Within the records below, find each line that holds the string "JSON", then copy it.

# SUPPLIED DATA
— START —

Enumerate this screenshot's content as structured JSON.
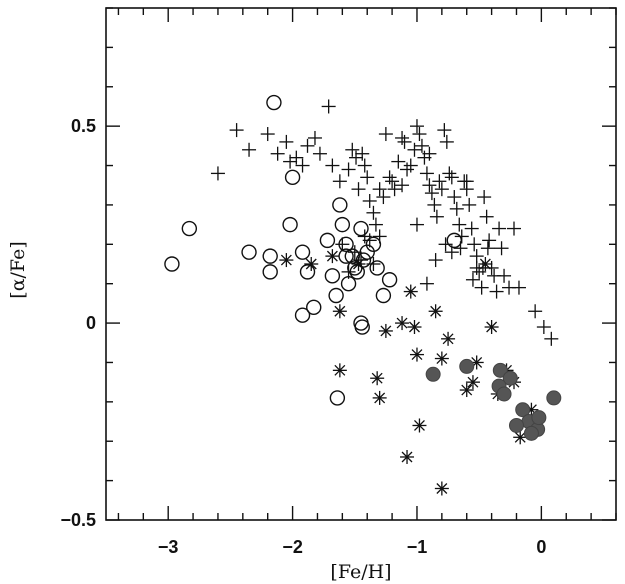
{
  "chart_data": {
    "type": "scatter",
    "title": "",
    "xlabel": "[Fe/H]",
    "ylabel": "[α/Fe]",
    "xlim": [
      -3.5,
      0.6
    ],
    "ylim": [
      -0.5,
      0.8
    ],
    "x_ticks": [
      {
        "value": -3,
        "label": "−3"
      },
      {
        "value": -2,
        "label": "−2"
      },
      {
        "value": -1,
        "label": "−1"
      },
      {
        "value": 0,
        "label": "0"
      }
    ],
    "y_ticks": [
      {
        "value": -0.5,
        "label": "−0.5"
      },
      {
        "value": 0,
        "label": "0"
      },
      {
        "value": 0.5,
        "label": "0.5"
      }
    ],
    "grid": false,
    "legend": "none",
    "colors": {
      "ink": "#111111",
      "filled": "#555555"
    },
    "series": [
      {
        "marker": "plus",
        "points": [
          [
            -2.6,
            0.38
          ],
          [
            -2.45,
            0.49
          ],
          [
            -2.35,
            0.44
          ],
          [
            -2.2,
            0.48
          ],
          [
            -2.12,
            0.43
          ],
          [
            -2.05,
            0.46
          ],
          [
            -2.02,
            0.41
          ],
          [
            -1.97,
            0.42
          ],
          [
            -1.92,
            0.4
          ],
          [
            -1.88,
            0.45
          ],
          [
            -1.82,
            0.47
          ],
          [
            -1.78,
            0.43
          ],
          [
            -1.71,
            0.55
          ],
          [
            -1.68,
            0.4
          ],
          [
            -1.62,
            0.36
          ],
          [
            -1.55,
            0.39
          ],
          [
            -1.52,
            0.44
          ],
          [
            -1.49,
            0.42
          ],
          [
            -1.47,
            0.34
          ],
          [
            -1.44,
            0.43
          ],
          [
            -1.42,
            0.4
          ],
          [
            -1.4,
            0.37
          ],
          [
            -1.38,
            0.31
          ],
          [
            -1.35,
            0.28
          ],
          [
            -1.33,
            0.25
          ],
          [
            -1.3,
            0.34
          ],
          [
            -1.27,
            0.32
          ],
          [
            -1.25,
            0.48
          ],
          [
            -1.22,
            0.37
          ],
          [
            -1.2,
            0.36
          ],
          [
            -1.18,
            0.34
          ],
          [
            -1.15,
            0.41
          ],
          [
            -1.12,
            0.35
          ],
          [
            -1.1,
            0.46
          ],
          [
            -1.08,
            0.39
          ],
          [
            -1.05,
            0.4
          ],
          [
            -1.02,
            0.44
          ],
          [
            -1.0,
            0.5
          ],
          [
            -0.98,
            0.48
          ],
          [
            -0.96,
            0.45
          ],
          [
            -0.94,
            0.42
          ],
          [
            -0.92,
            0.38
          ],
          [
            -0.9,
            0.35
          ],
          [
            -0.88,
            0.33
          ],
          [
            -0.86,
            0.3
          ],
          [
            -0.84,
            0.27
          ],
          [
            -0.82,
            0.36
          ],
          [
            -0.8,
            0.34
          ],
          [
            -0.78,
            0.49
          ],
          [
            -0.76,
            0.46
          ],
          [
            -0.74,
            0.38
          ],
          [
            -0.72,
            0.37
          ],
          [
            -0.7,
            0.32
          ],
          [
            -0.68,
            0.29
          ],
          [
            -0.66,
            0.25
          ],
          [
            -0.64,
            0.22
          ],
          [
            -0.62,
            0.36
          ],
          [
            -0.6,
            0.34
          ],
          [
            -0.58,
            0.3
          ],
          [
            -0.56,
            0.24
          ],
          [
            -0.54,
            0.2
          ],
          [
            -0.52,
            0.17
          ],
          [
            -0.5,
            0.13
          ],
          [
            -0.48,
            0.09
          ],
          [
            -0.46,
            0.32
          ],
          [
            -0.44,
            0.27
          ],
          [
            -0.42,
            0.21
          ],
          [
            -0.4,
            0.14
          ],
          [
            -0.38,
            0.12
          ],
          [
            -0.36,
            0.08
          ],
          [
            -0.34,
            0.24
          ],
          [
            -0.32,
            0.19
          ],
          [
            -0.3,
            0.12
          ],
          [
            -0.26,
            0.09
          ],
          [
            -0.22,
            0.24
          ],
          [
            -0.18,
            0.09
          ],
          [
            -1.6,
            0.2
          ],
          [
            -1.55,
            0.13
          ],
          [
            -1.5,
            0.18
          ],
          [
            -1.45,
            0.16
          ],
          [
            -1.42,
            0.22
          ],
          [
            -1.38,
            0.21
          ],
          [
            -1.35,
            0.15
          ],
          [
            -1.0,
            0.25
          ],
          [
            -0.92,
            0.1
          ],
          [
            -0.85,
            0.16
          ],
          [
            -0.72,
            0.18
          ],
          [
            -0.55,
            0.11
          ],
          [
            -0.52,
            0.14
          ],
          [
            -0.05,
            0.03
          ],
          [
            0.02,
            -0.01
          ],
          [
            0.08,
            -0.04
          ],
          [
            -0.9,
            0.43
          ],
          [
            -0.6,
            0.36
          ],
          [
            -1.12,
            0.47
          ],
          [
            -1.3,
            0.22
          ],
          [
            -0.77,
            0.2
          ],
          [
            -0.65,
            0.19
          ],
          [
            -0.47,
            0.14
          ],
          [
            -0.43,
            0.19
          ]
        ]
      },
      {
        "marker": "open-circle",
        "points": [
          [
            -2.15,
            0.56
          ],
          [
            -2.83,
            0.24
          ],
          [
            -2.97,
            0.15
          ],
          [
            -2.0,
            0.37
          ],
          [
            -1.62,
            0.3
          ],
          [
            -2.35,
            0.18
          ],
          [
            -2.18,
            0.17
          ],
          [
            -2.18,
            0.13
          ],
          [
            -2.02,
            0.25
          ],
          [
            -1.92,
            0.18
          ],
          [
            -1.88,
            0.13
          ],
          [
            -1.83,
            0.04
          ],
          [
            -1.92,
            0.02
          ],
          [
            -1.6,
            0.25
          ],
          [
            -1.72,
            0.21
          ],
          [
            -1.57,
            0.2
          ],
          [
            -1.57,
            0.17
          ],
          [
            -1.52,
            0.17
          ],
          [
            -1.45,
            0.24
          ],
          [
            -1.4,
            0.18
          ],
          [
            -1.35,
            0.2
          ],
          [
            -1.48,
            0.13
          ],
          [
            -1.43,
            0.16
          ],
          [
            -1.32,
            0.14
          ],
          [
            -1.22,
            0.11
          ],
          [
            -1.27,
            0.07
          ],
          [
            -1.65,
            0.07
          ],
          [
            -1.68,
            0.12
          ],
          [
            -1.45,
            0.0
          ],
          [
            -1.44,
            -0.01
          ],
          [
            -1.64,
            -0.19
          ],
          [
            -0.7,
            0.21
          ],
          [
            -1.55,
            0.1
          ],
          [
            -1.5,
            0.14
          ]
        ]
      },
      {
        "marker": "asterisk",
        "points": [
          [
            -2.05,
            0.16
          ],
          [
            -1.85,
            0.15
          ],
          [
            -1.68,
            0.17
          ],
          [
            -1.62,
            0.03
          ],
          [
            -1.62,
            -0.12
          ],
          [
            -1.47,
            0.15
          ],
          [
            -1.32,
            -0.14
          ],
          [
            -1.3,
            -0.19
          ],
          [
            -1.25,
            -0.02
          ],
          [
            -1.12,
            0.0
          ],
          [
            -1.05,
            0.08
          ],
          [
            -1.02,
            -0.01
          ],
          [
            -1.0,
            -0.08
          ],
          [
            -0.98,
            -0.26
          ],
          [
            -1.08,
            -0.34
          ],
          [
            -0.85,
            0.03
          ],
          [
            -0.8,
            -0.09
          ],
          [
            -0.75,
            -0.04
          ],
          [
            -0.6,
            -0.17
          ],
          [
            -0.55,
            -0.15
          ],
          [
            -0.45,
            0.15
          ],
          [
            -0.4,
            -0.01
          ],
          [
            -0.35,
            -0.18
          ],
          [
            -0.28,
            -0.12
          ],
          [
            -0.22,
            -0.15
          ],
          [
            -0.17,
            -0.29
          ],
          [
            -0.8,
            -0.42
          ],
          [
            -0.52,
            -0.1
          ],
          [
            -0.08,
            -0.22
          ]
        ]
      },
      {
        "marker": "filled-circle",
        "points": [
          [
            -0.87,
            -0.13
          ],
          [
            -0.6,
            -0.11
          ],
          [
            -0.33,
            -0.12
          ],
          [
            -0.25,
            -0.14
          ],
          [
            -0.34,
            -0.16
          ],
          [
            -0.3,
            -0.18
          ],
          [
            -0.15,
            -0.22
          ],
          [
            -0.05,
            -0.25
          ],
          [
            -0.1,
            -0.25
          ],
          [
            -0.03,
            -0.27
          ],
          [
            0.1,
            -0.19
          ],
          [
            -0.08,
            -0.28
          ],
          [
            -0.02,
            -0.24
          ],
          [
            -0.2,
            -0.26
          ]
        ]
      }
    ]
  }
}
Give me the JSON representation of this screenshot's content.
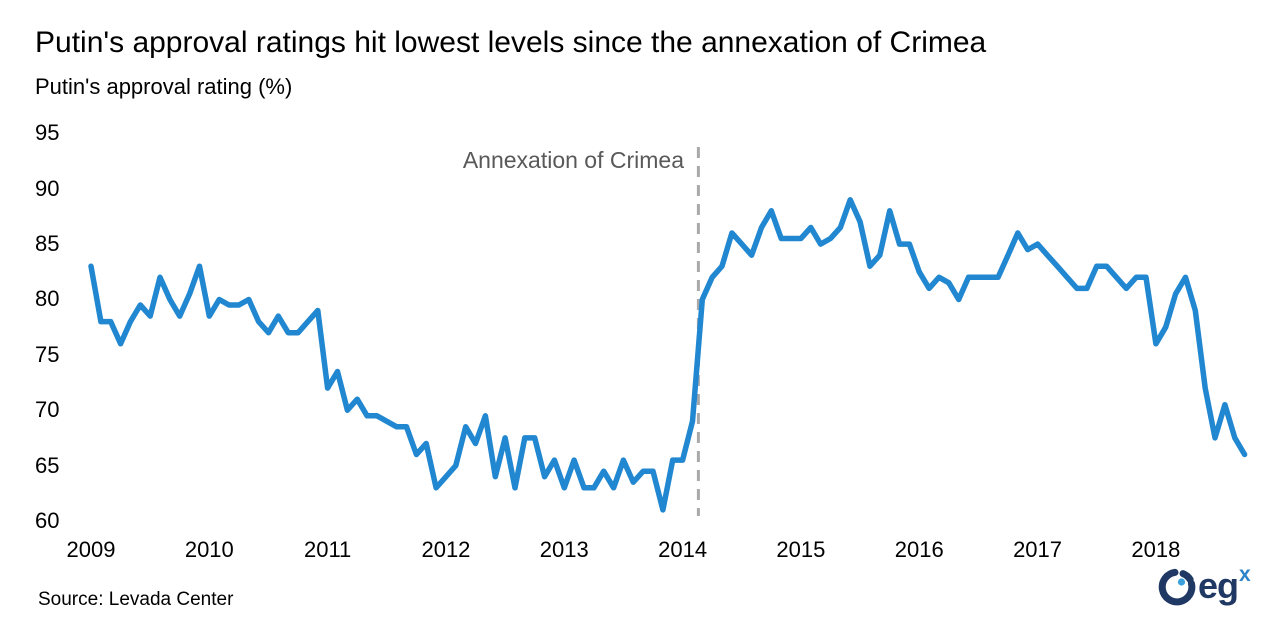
{
  "header": {
    "title": "Putin's approval ratings hit lowest levels since the annexation of Crimea",
    "subtitle": "Putin's approval rating (%)"
  },
  "footer": {
    "source": "Source: Levada Center",
    "logo_text": "eg",
    "logo_sup": "x"
  },
  "chart_data": {
    "type": "line",
    "title": "Putin's approval ratings hit lowest levels since the annexation of Crimea",
    "ylabel": "Putin's approval rating (%)",
    "x_start": "2009-01",
    "x_end": "2018-10",
    "x_frequency": "monthly",
    "x_tick_labels": [
      "2009",
      "2010",
      "2011",
      "2012",
      "2013",
      "2014",
      "2015",
      "2016",
      "2017",
      "2018"
    ],
    "y_ticks": [
      60,
      65,
      70,
      75,
      80,
      85,
      90,
      95
    ],
    "ylim": [
      60,
      95
    ],
    "grid": false,
    "legend": "none",
    "annotation": {
      "label": "Annexation of Crimea",
      "date": "2014-03"
    },
    "series": [
      {
        "name": "Putin's approval rating (%)",
        "values": [
          83,
          78,
          78,
          76,
          78,
          79.5,
          78.5,
          82,
          80,
          78.5,
          80.5,
          83,
          78.5,
          80,
          79.5,
          79.5,
          80,
          78,
          77,
          78.5,
          77,
          77,
          78,
          79,
          72,
          73.5,
          70,
          71,
          69.5,
          69.5,
          69,
          68.5,
          68.5,
          66,
          67,
          63,
          64,
          65,
          68.5,
          67,
          69.5,
          64,
          67.5,
          63,
          67.5,
          67.5,
          64,
          65.5,
          63,
          65.5,
          63,
          63,
          64.5,
          63,
          65.5,
          63.5,
          64.5,
          64.5,
          61,
          65.5,
          65.5,
          69,
          80,
          82,
          83,
          86,
          85,
          84,
          86.5,
          88,
          85.5,
          85.5,
          85.5,
          86.5,
          85,
          85.5,
          86.5,
          89,
          87,
          83,
          84,
          88,
          85,
          85,
          82.5,
          81,
          82,
          81.5,
          80,
          82,
          82,
          82,
          82,
          84,
          86,
          84.5,
          85,
          84,
          83,
          82,
          81,
          81,
          83,
          83,
          82,
          81,
          82,
          82,
          76,
          77.5,
          80.5,
          82,
          79,
          72,
          67.5,
          70.5,
          67.5,
          66
        ]
      }
    ],
    "colors": {
      "line": "#2187d0",
      "dashed_rule": "#a9a9a9",
      "annotation_text": "#595959",
      "logo_navy": "#203864",
      "logo_blue": "#2e83c9",
      "logo_dot": "#3aa0dc"
    }
  }
}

— END —

# OUTPUT OF THE TASK
Enumerate this screenshot's content as structured JSON.
Give me the JSON representation of this screenshot's content.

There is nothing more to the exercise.